• **ZU ERLEDIGENDE AUFGABE**: Kopieren Sie aus den nachstehenden Daten unverändert die Zeilen von der Zeile mit "- body-paragraph: [64, 686, 534, 760]" bis zur Zeile mit "- logo-mark-icon: [72, 82, 102, 114]". Beide Zeilen sind einzuschließen.

##### EINGABEDATEN

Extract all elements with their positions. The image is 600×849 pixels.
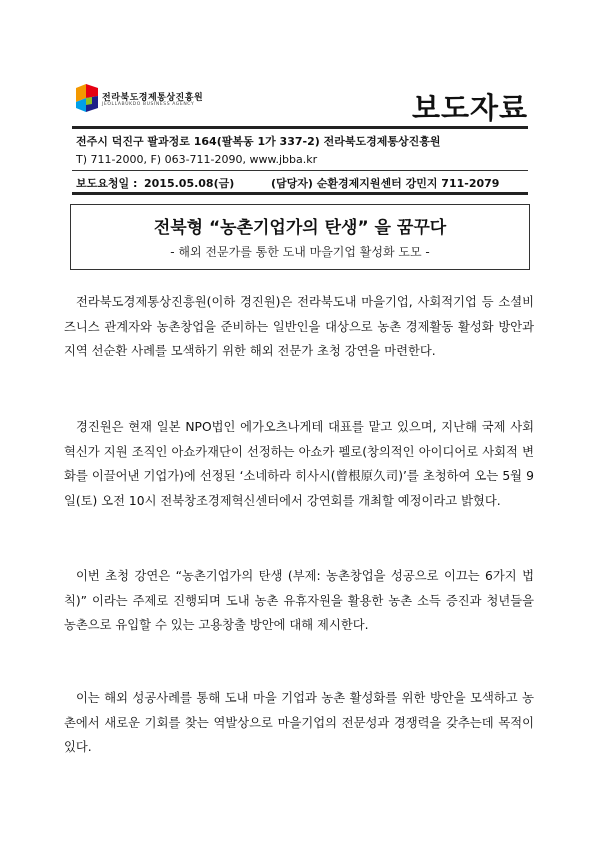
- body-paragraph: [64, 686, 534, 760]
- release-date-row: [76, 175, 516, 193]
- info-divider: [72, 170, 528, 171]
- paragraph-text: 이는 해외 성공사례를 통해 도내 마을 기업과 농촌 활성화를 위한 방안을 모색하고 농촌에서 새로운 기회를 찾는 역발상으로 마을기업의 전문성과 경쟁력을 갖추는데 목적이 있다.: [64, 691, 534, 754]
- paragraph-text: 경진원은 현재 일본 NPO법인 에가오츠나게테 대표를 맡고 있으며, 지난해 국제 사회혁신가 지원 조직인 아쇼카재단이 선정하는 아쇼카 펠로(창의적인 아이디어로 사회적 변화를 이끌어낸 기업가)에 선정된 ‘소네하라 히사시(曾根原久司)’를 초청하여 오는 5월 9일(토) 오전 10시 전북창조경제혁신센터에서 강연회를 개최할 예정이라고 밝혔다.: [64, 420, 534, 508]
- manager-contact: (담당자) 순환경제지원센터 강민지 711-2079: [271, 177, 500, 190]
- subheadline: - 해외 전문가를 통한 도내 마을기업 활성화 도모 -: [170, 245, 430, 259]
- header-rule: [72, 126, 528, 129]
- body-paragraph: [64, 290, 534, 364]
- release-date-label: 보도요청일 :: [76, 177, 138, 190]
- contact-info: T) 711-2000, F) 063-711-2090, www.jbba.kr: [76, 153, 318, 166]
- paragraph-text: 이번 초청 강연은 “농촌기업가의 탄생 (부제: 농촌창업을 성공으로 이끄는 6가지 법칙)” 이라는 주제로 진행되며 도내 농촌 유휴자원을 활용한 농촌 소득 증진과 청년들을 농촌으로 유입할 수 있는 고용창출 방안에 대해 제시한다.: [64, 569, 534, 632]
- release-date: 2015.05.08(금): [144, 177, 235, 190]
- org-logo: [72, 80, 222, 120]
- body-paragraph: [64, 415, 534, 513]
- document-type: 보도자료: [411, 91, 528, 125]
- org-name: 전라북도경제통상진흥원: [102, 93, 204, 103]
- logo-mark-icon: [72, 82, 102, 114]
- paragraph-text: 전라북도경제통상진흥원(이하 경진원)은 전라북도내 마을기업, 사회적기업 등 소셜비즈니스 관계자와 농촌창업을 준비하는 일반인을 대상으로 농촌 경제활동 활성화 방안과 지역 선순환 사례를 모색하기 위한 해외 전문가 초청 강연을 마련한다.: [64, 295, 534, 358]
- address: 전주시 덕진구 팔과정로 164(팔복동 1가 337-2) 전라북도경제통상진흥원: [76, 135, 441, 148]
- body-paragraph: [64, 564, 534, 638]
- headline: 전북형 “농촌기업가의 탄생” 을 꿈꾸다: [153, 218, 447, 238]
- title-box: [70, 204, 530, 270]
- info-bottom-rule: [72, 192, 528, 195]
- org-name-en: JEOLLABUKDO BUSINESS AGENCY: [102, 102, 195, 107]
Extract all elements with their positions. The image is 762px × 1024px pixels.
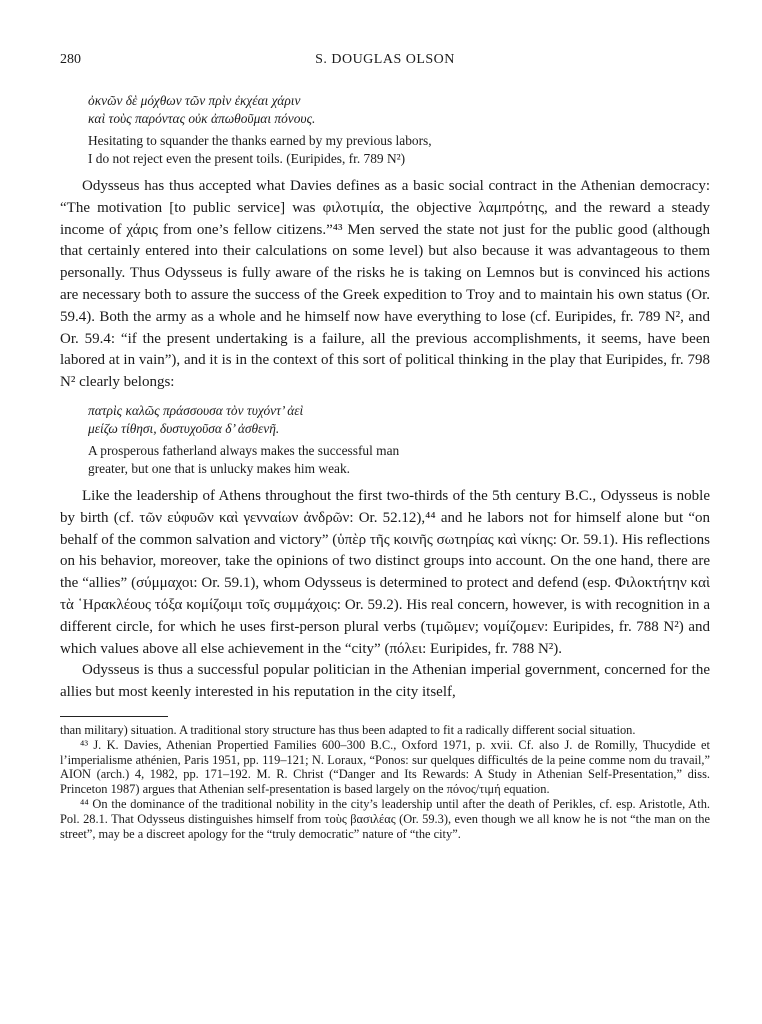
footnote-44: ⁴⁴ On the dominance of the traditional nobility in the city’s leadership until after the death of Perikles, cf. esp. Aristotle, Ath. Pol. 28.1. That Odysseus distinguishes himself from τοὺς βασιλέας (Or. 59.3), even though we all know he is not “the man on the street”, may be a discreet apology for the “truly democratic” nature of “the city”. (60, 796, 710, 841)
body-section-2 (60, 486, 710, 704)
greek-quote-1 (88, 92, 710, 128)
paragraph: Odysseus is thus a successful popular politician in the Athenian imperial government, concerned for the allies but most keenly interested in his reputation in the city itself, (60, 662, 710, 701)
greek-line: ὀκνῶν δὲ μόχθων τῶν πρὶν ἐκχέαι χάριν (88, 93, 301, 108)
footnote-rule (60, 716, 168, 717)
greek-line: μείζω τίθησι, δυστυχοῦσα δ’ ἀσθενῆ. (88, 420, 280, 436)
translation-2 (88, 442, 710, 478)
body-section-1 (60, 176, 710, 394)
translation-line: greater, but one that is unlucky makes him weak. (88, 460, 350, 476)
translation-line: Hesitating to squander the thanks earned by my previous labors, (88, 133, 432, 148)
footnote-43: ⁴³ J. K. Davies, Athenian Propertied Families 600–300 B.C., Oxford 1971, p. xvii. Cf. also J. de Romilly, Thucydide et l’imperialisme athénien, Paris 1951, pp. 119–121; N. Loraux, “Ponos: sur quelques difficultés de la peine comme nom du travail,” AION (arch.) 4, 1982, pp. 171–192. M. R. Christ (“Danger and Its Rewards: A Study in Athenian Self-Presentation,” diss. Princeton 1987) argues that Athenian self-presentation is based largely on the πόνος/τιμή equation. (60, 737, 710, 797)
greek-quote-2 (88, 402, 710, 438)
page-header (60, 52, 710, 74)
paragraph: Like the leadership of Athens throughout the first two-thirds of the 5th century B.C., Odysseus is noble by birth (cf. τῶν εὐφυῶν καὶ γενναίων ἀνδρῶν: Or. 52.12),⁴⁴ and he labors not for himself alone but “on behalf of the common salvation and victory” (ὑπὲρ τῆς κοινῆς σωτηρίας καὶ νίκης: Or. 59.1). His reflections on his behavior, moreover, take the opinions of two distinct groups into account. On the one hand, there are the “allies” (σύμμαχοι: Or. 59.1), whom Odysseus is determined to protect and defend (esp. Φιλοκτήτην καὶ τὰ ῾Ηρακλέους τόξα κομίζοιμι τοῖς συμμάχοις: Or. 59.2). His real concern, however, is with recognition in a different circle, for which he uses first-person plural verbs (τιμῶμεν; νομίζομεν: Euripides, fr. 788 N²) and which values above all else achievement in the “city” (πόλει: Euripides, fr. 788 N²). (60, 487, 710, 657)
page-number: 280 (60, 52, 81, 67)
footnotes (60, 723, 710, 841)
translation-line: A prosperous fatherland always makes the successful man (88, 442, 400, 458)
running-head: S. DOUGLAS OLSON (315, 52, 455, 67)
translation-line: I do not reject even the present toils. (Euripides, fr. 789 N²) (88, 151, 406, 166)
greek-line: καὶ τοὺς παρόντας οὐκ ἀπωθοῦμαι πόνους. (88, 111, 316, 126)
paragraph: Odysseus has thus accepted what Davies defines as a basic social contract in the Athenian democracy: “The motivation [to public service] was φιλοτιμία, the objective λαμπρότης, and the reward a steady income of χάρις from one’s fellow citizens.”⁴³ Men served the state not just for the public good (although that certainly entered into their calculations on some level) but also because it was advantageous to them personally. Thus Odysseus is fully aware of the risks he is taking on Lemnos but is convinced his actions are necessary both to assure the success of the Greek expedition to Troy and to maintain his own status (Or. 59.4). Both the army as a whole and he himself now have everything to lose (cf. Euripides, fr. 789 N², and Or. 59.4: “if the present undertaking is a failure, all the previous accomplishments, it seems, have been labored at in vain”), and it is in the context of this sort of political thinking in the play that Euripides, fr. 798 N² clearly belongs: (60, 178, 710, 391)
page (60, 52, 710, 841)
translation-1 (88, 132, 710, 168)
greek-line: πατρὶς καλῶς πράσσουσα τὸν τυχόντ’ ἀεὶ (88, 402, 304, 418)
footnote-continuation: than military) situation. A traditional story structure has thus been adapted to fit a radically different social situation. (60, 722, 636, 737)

##########
##### EINGABEDATEN

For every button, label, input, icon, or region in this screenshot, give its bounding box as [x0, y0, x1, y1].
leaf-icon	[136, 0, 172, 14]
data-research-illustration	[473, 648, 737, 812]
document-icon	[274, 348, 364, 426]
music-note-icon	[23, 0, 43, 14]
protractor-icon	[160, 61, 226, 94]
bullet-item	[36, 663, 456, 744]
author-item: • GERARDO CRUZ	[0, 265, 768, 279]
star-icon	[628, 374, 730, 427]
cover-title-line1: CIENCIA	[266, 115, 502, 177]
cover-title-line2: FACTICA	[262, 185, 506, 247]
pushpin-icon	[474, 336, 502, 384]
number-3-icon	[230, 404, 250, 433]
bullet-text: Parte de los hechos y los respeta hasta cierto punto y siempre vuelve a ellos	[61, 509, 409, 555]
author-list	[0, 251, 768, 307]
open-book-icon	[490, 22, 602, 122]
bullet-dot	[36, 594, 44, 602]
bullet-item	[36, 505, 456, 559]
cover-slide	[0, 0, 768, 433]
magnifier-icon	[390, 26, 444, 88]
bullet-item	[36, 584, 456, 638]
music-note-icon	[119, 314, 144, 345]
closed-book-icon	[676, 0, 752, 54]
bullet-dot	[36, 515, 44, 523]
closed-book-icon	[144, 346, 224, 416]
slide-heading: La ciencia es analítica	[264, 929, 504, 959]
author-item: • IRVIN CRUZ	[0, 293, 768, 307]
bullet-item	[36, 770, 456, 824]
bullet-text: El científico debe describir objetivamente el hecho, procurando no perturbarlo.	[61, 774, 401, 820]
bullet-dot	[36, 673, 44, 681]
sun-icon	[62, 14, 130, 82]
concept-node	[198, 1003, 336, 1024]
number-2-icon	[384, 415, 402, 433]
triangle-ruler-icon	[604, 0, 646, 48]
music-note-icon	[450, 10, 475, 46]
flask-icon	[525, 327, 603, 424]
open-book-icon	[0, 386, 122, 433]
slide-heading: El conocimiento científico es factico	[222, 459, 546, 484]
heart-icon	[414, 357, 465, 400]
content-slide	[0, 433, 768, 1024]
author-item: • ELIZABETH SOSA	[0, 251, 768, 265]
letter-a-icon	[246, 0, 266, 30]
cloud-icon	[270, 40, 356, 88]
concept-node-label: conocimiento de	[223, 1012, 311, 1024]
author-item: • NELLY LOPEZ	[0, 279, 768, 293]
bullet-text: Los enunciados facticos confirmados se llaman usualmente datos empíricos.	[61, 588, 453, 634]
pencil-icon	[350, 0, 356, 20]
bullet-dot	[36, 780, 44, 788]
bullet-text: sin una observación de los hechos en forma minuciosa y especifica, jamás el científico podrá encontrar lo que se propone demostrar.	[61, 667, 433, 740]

##########

• **ANTWORT ZUR AUFGABE**:
- body-paragraph: [64, 686, 534, 760]
- release-date-row: [76, 175, 516, 193]
- info-divider: [72, 170, 528, 171]
- paragraph-text: 이는 해외 성공사례를 통해 도내 마을 기업과 농촌 활성화를 위한 방안을 모색하고 농촌에서 새로운 기회를 찾는 역발상으로 마을기업의 전문성과 경쟁력을 갖추는데 목적이 있다.: [64, 691, 534, 754]
- paragraph-text: 경진원은 현재 일본 NPO법인 에가오츠나게테 대표를 맡고 있으며, 지난해 국제 사회혁신가 지원 조직인 아쇼카재단이 선정하는 아쇼카 펠로(창의적인 아이디어로 사회적 변화를 이끌어낸 기업가)에 선정된 ‘소네하라 히사시(曾根原久司)’를 초청하여 오는 5월 9일(토) 오전 10시 전북창조경제혁신센터에서 강연회를 개최할 예정이라고 밝혔다.: [64, 420, 534, 508]
- manager-contact: (담당자) 순환경제지원센터 강민지 711-2079: [271, 177, 500, 190]
- subheadline: - 해외 전문가를 통한 도내 마을기업 활성화 도모 -: [170, 245, 430, 259]
- header-rule: [72, 126, 528, 129]
- body-paragraph: [64, 290, 534, 364]
- release-date-label: 보도요청일 :: [76, 177, 138, 190]
- contact-info: T) 711-2000, F) 063-711-2090, www.jbba.kr: [76, 153, 318, 166]
- paragraph-text: 이번 초청 강연은 “농촌기업가의 탄생 (부제: 농촌창업을 성공으로 이끄는 6가지 법칙)” 이라는 주제로 진행되며 도내 농촌 유휴자원을 활용한 농촌 소득 증진과 청년들을 농촌으로 유입할 수 있는 고용창출 방안에 대해 제시한다.: [64, 569, 534, 632]
- release-date: 2015.05.08(금): [144, 177, 235, 190]
- org-logo: [72, 80, 222, 120]
- body-paragraph: [64, 415, 534, 513]
- document-type: 보도자료: [411, 91, 528, 125]
- org-name: 전라북도경제통상진흥원: [102, 93, 204, 103]
- logo-mark-icon: [72, 82, 102, 114]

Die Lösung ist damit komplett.